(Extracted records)
————————

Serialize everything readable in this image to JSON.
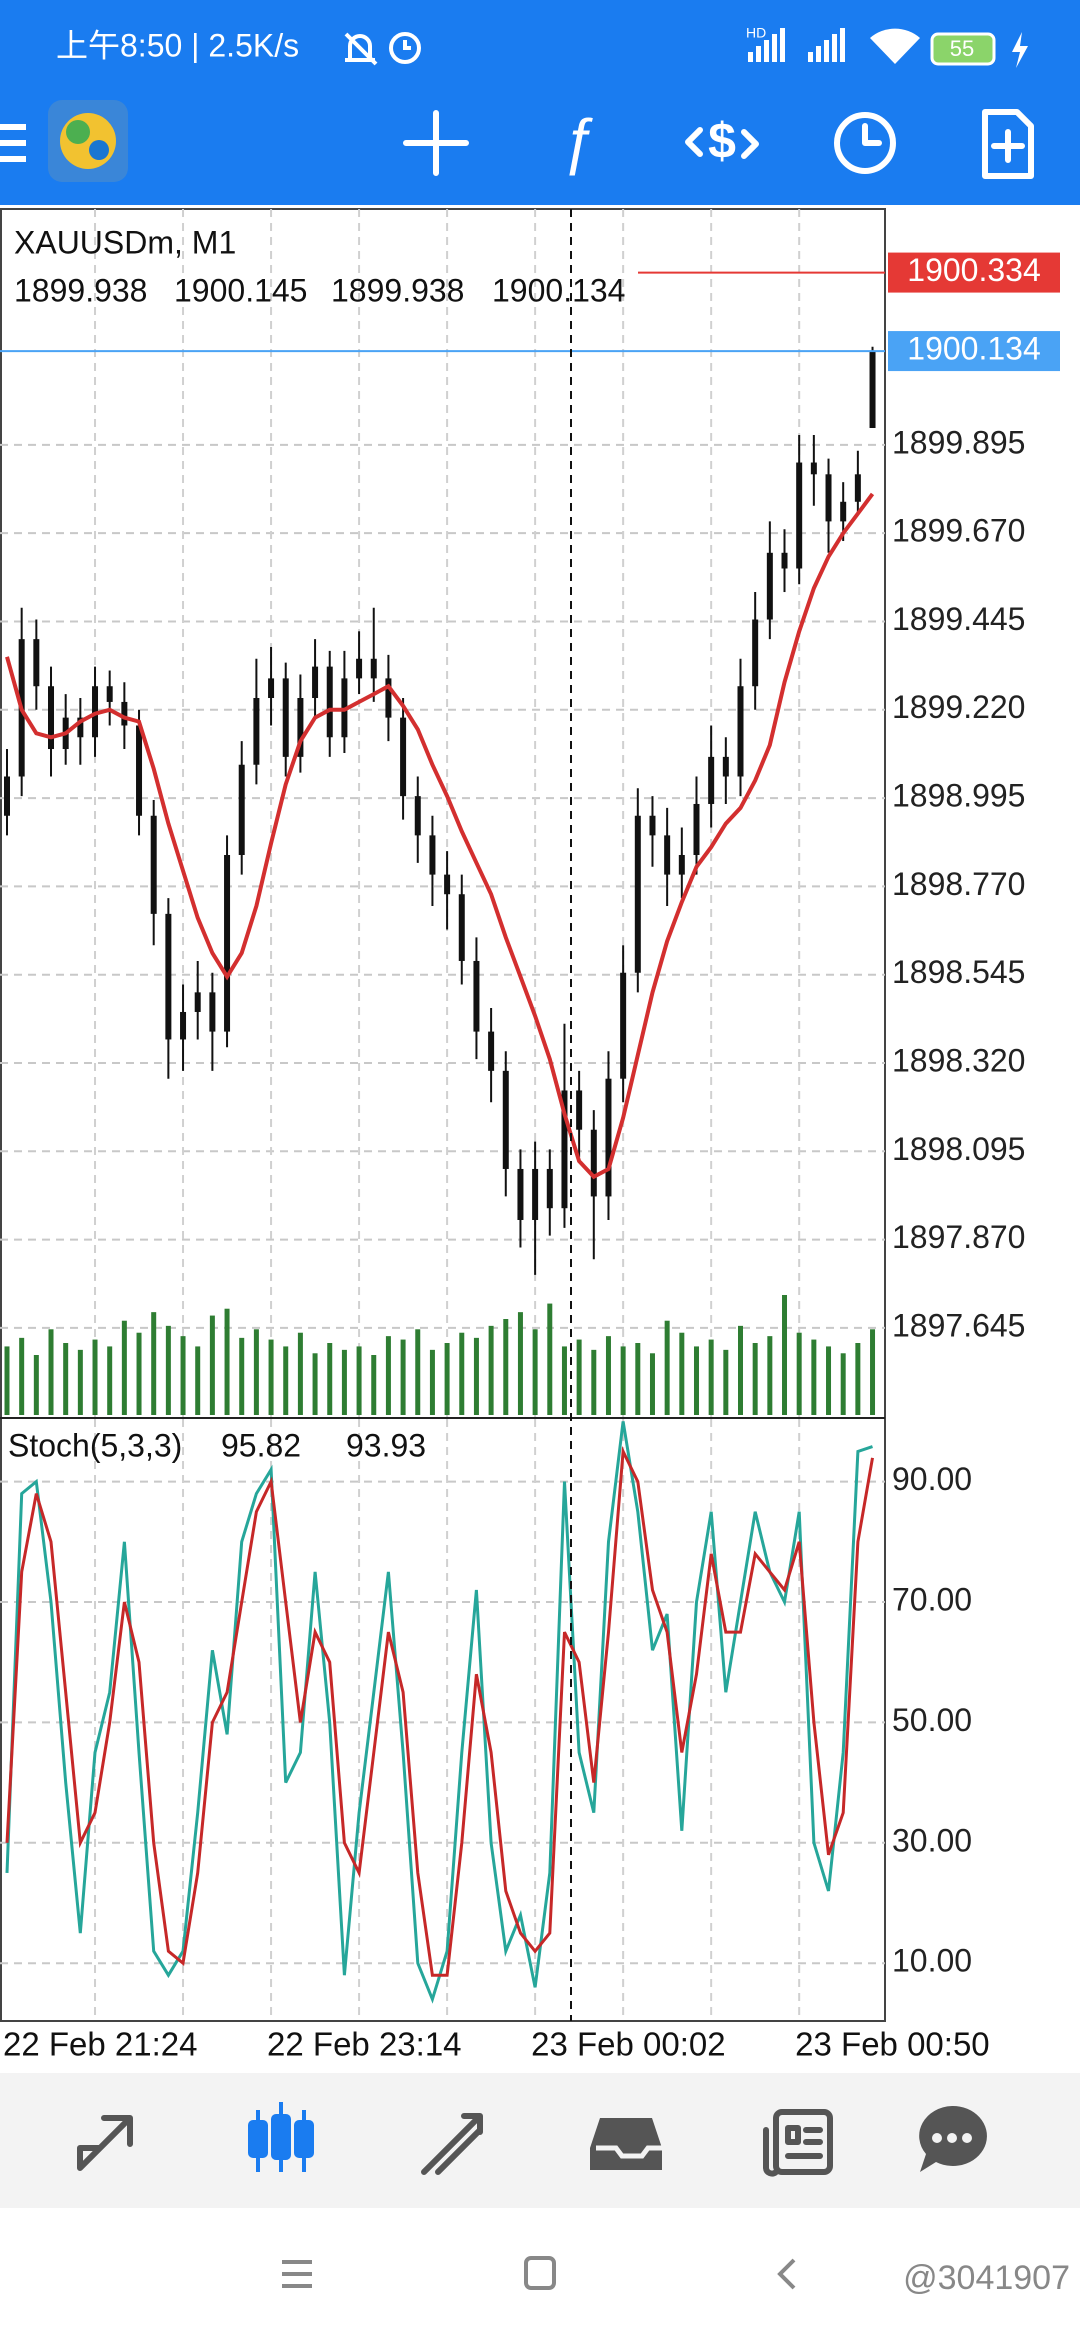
{
  "status_bar": {
    "time_speed": "上午8:50 | 2.5K/s",
    "network": "HD",
    "battery": "55"
  },
  "watermark": "@3041907",
  "chart_data": [
    {
      "type": "candlestick",
      "symbol": "XAUUSDm, M1",
      "categories": [
        "22 Feb 21:24",
        null,
        null,
        null,
        null,
        null,
        null,
        null,
        null,
        null,
        null,
        null,
        null,
        null,
        null,
        null,
        null,
        null,
        "22 Feb 23:14",
        null,
        null,
        null,
        null,
        null,
        null,
        null,
        null,
        null,
        null,
        null,
        null,
        null,
        null,
        null,
        null,
        null,
        "23 Feb 00:02",
        null,
        null,
        null,
        null,
        null,
        null,
        null,
        null,
        null,
        null,
        null,
        null,
        null,
        null,
        null,
        null,
        null,
        "23 Feb 00:50",
        null,
        null,
        null,
        null,
        null
      ],
      "open": [
        1898.95,
        1899.05,
        1899.4,
        1899.28,
        1899.12,
        1899.2,
        1899.15,
        1899.28,
        1899.24,
        1899.18,
        1898.95,
        1898.7,
        1898.38,
        1898.45,
        1898.5,
        1898.4,
        1898.85,
        1899.08,
        1899.25,
        1899.3,
        1899.1,
        1899.25,
        1899.33,
        1899.15,
        1899.3,
        1899.35,
        1899.3,
        1899.2,
        1899.0,
        1898.9,
        1898.8,
        1898.75,
        1898.58,
        1898.4,
        1898.3,
        1898.05,
        1897.92,
        1898.05,
        1897.95,
        1898.25,
        1898.15,
        1897.98,
        1898.28,
        1898.55,
        1898.95,
        1898.9,
        1898.8,
        1898.85,
        1898.98,
        1899.1,
        1899.05,
        1899.28,
        1899.45,
        1899.62,
        1899.58,
        1899.85,
        1899.82,
        1899.7,
        1899.75,
        1899.938
      ],
      "high": [
        1899.12,
        1899.48,
        1899.45,
        1899.33,
        1899.26,
        1899.25,
        1899.33,
        1899.32,
        1899.29,
        1899.22,
        1898.99,
        1898.74,
        1898.52,
        1898.58,
        1898.55,
        1898.9,
        1899.14,
        1899.35,
        1899.38,
        1899.34,
        1899.31,
        1899.4,
        1899.37,
        1899.37,
        1899.42,
        1899.48,
        1899.36,
        1899.25,
        1899.05,
        1898.95,
        1898.86,
        1898.8,
        1898.64,
        1898.46,
        1898.35,
        1898.1,
        1898.12,
        1898.1,
        1898.42,
        1898.3,
        1898.2,
        1898.35,
        1898.62,
        1899.02,
        1899.0,
        1898.97,
        1898.92,
        1899.05,
        1899.18,
        1899.15,
        1899.35,
        1899.52,
        1899.7,
        1899.68,
        1899.92,
        1899.92,
        1899.86,
        1899.8,
        1899.88,
        1900.145
      ],
      "low": [
        1898.9,
        1899.0,
        1899.22,
        1899.05,
        1899.08,
        1899.08,
        1899.1,
        1899.18,
        1899.12,
        1898.9,
        1898.62,
        1898.28,
        1898.3,
        1898.38,
        1898.3,
        1898.36,
        1898.8,
        1899.03,
        1899.18,
        1899.05,
        1899.06,
        1899.2,
        1899.1,
        1899.11,
        1899.26,
        1899.24,
        1899.14,
        1898.94,
        1898.83,
        1898.72,
        1898.66,
        1898.52,
        1898.33,
        1898.22,
        1897.98,
        1897.85,
        1897.78,
        1897.88,
        1897.9,
        1898.08,
        1897.82,
        1897.92,
        1898.22,
        1898.5,
        1898.82,
        1898.72,
        1898.74,
        1898.8,
        1898.92,
        1898.98,
        1899.0,
        1899.22,
        1899.4,
        1899.52,
        1899.54,
        1899.74,
        1899.62,
        1899.65,
        1899.72,
        1899.938
      ],
      "close": [
        1899.05,
        1899.4,
        1899.28,
        1899.12,
        1899.2,
        1899.15,
        1899.28,
        1899.24,
        1899.18,
        1898.95,
        1898.7,
        1898.38,
        1898.45,
        1898.5,
        1898.4,
        1898.85,
        1899.08,
        1899.25,
        1899.3,
        1899.1,
        1899.25,
        1899.33,
        1899.15,
        1899.3,
        1899.35,
        1899.3,
        1899.2,
        1899.0,
        1898.9,
        1898.8,
        1898.75,
        1898.58,
        1898.4,
        1898.3,
        1898.05,
        1897.92,
        1898.05,
        1897.95,
        1898.25,
        1898.15,
        1897.98,
        1898.28,
        1898.55,
        1898.95,
        1898.9,
        1898.8,
        1898.85,
        1898.98,
        1899.1,
        1899.05,
        1899.28,
        1899.45,
        1899.62,
        1899.58,
        1899.85,
        1899.82,
        1899.7,
        1899.75,
        1899.82,
        1900.134
      ],
      "candle_color": "#111111",
      "ma_values": [
        1899.355,
        1899.22,
        1899.16,
        1899.15,
        1899.16,
        1899.19,
        1899.21,
        1899.22,
        1899.2,
        1899.19,
        1899.07,
        1898.93,
        1898.81,
        1898.69,
        1898.6,
        1898.54,
        1898.6,
        1898.72,
        1898.88,
        1899.03,
        1899.14,
        1899.2,
        1899.22,
        1899.22,
        1899.24,
        1899.26,
        1899.28,
        1899.23,
        1899.17,
        1899.08,
        1899.0,
        1898.91,
        1898.83,
        1898.75,
        1898.64,
        1898.54,
        1898.44,
        1898.33,
        1898.19,
        1898.07,
        1898.03,
        1898.05,
        1898.18,
        1898.34,
        1898.5,
        1898.63,
        1898.73,
        1898.82,
        1898.87,
        1898.93,
        1898.97,
        1899.04,
        1899.13,
        1899.29,
        1899.42,
        1899.53,
        1899.61,
        1899.67,
        1899.72,
        1899.77
      ],
      "ma_color": "#d32f2f",
      "volumes": [
        40,
        45,
        35,
        50,
        42,
        38,
        44,
        40,
        55,
        48,
        60,
        52,
        46,
        40,
        58,
        62,
        45,
        50,
        44,
        40,
        48,
        36,
        42,
        38,
        40,
        35,
        46,
        44,
        50,
        38,
        42,
        48,
        45,
        52,
        56,
        60,
        50,
        65,
        40,
        44,
        38,
        46,
        40,
        42,
        36,
        55,
        48,
        40,
        44,
        38,
        52,
        42,
        46,
        70,
        48,
        44,
        40,
        36,
        42,
        50
      ],
      "volume_color": "#2e7d32",
      "ask": 1900.334,
      "ask_color": "#e53935",
      "bid_color": "#4aa3f5",
      "ylim": [
        1897.418,
        1900.496
      ],
      "yticks": [
        1899.895,
        {
          "value": 1899.67,
          "label": "1899.670"
        },
        1899.445,
        {
          "value": 1899.22,
          "label": "1899.220"
        },
        1898.995,
        {
          "value": 1898.77,
          "label": "1898.770"
        },
        1898.545,
        {
          "value": 1898.32,
          "label": "1898.320"
        },
        1898.095,
        {
          "value": 1897.87,
          "label": "1897.870"
        },
        1897.645
      ],
      "grid": true
    },
    {
      "type": "line",
      "title": "Stoch(5,3,3)",
      "series": [
        {
          "color": "#26a69a",
          "values": [
            25,
            88,
            90,
            70,
            40,
            15,
            45,
            55,
            80,
            45,
            12,
            8,
            12,
            35,
            62,
            48,
            80,
            88,
            92,
            40,
            45,
            75,
            50,
            8,
            35,
            55,
            75,
            45,
            10,
            4,
            12,
            45,
            72,
            30,
            12,
            18,
            6,
            25,
            90,
            45,
            35,
            80,
            100,
            85,
            62,
            68,
            32,
            70,
            85,
            55,
            70,
            85,
            75,
            70,
            85,
            30,
            22,
            45,
            95,
            95.82
          ]
        },
        {
          "color": "#c62828",
          "values": [
            30,
            75,
            88,
            80,
            55,
            30,
            35,
            50,
            70,
            60,
            30,
            12,
            10,
            25,
            50,
            55,
            70,
            85,
            90,
            70,
            50,
            65,
            60,
            30,
            25,
            45,
            65,
            55,
            25,
            8,
            8,
            30,
            58,
            45,
            22,
            15,
            12,
            15,
            65,
            60,
            40,
            65,
            95,
            90,
            72,
            65,
            45,
            58,
            78,
            65,
            65,
            78,
            75,
            72,
            80,
            50,
            28,
            35,
            80,
            93.93
          ]
        }
      ],
      "ylim": [
        0.4,
        100.4
      ],
      "yticks": [
        {
          "value": 90,
          "label": "90.00"
        },
        {
          "value": 70,
          "label": "70.00"
        },
        {
          "value": 50,
          "label": "50.00"
        },
        {
          "value": 30,
          "label": "30.00"
        },
        {
          "value": 10,
          "label": "10.00"
        }
      ],
      "grid": true
    }
  ]
}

————————

## GIVEN TASK
Copy each line above that contains the string "label".

## TASK RESPONSE
          "label": "1899.670"
          "label": "1899.220"
          "label": "1898.770"
          "label": "1898.320"
          "label": "1897.870"
          "label": "90.00"
          "label": "70.00"
          "label": "50.00"
          "label": "30.00"
          "label": "10.00"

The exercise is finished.